● Written request
Counting only lines that hold "content", give the total and nothing more.

● Items
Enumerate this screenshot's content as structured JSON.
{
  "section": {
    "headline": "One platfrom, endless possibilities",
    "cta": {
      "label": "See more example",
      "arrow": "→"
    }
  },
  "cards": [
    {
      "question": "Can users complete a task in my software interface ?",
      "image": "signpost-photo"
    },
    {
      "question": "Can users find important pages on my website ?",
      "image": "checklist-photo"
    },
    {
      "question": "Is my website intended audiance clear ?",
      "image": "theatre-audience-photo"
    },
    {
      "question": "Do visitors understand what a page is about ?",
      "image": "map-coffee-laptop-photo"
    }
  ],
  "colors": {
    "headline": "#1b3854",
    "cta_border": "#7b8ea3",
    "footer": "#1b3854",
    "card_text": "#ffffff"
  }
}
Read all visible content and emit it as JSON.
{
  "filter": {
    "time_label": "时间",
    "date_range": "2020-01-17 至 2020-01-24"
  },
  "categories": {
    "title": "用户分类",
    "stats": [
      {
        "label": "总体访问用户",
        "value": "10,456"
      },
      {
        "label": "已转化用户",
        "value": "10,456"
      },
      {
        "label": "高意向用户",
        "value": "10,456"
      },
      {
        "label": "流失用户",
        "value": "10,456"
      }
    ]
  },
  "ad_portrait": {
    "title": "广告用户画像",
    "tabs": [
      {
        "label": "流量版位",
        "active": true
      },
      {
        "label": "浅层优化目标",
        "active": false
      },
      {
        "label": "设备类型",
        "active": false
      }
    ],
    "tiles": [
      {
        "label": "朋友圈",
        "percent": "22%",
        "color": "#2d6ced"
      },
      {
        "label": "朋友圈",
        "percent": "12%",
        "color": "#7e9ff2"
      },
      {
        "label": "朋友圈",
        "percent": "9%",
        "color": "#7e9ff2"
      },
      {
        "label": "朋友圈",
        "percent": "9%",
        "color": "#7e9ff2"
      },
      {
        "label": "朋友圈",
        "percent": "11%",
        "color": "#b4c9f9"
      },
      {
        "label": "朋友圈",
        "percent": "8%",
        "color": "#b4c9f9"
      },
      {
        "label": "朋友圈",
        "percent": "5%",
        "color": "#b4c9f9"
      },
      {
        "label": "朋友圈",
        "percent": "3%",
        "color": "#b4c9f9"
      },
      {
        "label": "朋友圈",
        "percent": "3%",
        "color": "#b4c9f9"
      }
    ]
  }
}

● Response for this exercise
2